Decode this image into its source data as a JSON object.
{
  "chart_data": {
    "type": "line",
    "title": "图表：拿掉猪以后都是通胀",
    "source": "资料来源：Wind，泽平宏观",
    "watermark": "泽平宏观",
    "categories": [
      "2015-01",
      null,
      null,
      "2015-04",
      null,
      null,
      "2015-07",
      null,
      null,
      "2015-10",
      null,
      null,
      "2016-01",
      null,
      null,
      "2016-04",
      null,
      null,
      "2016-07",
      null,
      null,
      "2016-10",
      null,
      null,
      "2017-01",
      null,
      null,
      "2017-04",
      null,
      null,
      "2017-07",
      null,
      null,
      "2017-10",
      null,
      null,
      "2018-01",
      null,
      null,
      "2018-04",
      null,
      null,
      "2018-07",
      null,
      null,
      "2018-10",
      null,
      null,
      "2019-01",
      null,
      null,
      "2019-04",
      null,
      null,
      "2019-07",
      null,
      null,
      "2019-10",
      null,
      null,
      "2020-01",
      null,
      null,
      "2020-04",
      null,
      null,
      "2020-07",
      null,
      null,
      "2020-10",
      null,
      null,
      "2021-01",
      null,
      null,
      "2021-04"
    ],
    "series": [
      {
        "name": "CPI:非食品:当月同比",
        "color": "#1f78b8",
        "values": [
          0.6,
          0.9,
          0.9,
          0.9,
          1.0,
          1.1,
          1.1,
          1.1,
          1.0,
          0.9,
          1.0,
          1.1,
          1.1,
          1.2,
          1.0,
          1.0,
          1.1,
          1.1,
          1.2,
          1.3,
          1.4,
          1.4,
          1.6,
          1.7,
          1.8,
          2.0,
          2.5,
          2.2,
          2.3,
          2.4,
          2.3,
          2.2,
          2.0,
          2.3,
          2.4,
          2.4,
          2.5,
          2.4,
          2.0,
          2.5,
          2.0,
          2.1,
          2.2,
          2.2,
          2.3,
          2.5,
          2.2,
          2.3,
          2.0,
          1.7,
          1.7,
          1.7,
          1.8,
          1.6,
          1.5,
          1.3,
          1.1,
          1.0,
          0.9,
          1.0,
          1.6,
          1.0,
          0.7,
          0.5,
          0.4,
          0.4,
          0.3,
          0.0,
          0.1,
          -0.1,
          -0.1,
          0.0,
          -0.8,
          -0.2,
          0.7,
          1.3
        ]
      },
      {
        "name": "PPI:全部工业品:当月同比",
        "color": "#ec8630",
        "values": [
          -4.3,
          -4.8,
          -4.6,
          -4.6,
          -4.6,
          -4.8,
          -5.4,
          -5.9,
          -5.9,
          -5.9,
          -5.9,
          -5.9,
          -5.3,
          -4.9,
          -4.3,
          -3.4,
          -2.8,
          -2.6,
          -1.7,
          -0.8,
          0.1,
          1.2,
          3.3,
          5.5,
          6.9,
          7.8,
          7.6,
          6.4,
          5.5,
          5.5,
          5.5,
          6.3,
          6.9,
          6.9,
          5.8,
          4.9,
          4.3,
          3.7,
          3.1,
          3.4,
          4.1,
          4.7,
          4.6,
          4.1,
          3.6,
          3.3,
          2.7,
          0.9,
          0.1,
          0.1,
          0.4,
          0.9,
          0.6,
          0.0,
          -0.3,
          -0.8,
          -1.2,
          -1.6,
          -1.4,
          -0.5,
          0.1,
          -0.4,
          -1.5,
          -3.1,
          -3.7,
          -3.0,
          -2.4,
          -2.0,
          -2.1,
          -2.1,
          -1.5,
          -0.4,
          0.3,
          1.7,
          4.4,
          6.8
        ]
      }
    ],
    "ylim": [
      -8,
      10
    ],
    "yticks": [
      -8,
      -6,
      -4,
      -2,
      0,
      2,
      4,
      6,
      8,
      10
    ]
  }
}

________________

→ **EXERCISE INSTRUCTIONS**: Which lines contain "source"? Show each of them.

→ **ANSWER TO THE EXERCISE**:
Decode this image into its source data as a JSON object.
    "source": "资料来源：Wind，泽平宏观",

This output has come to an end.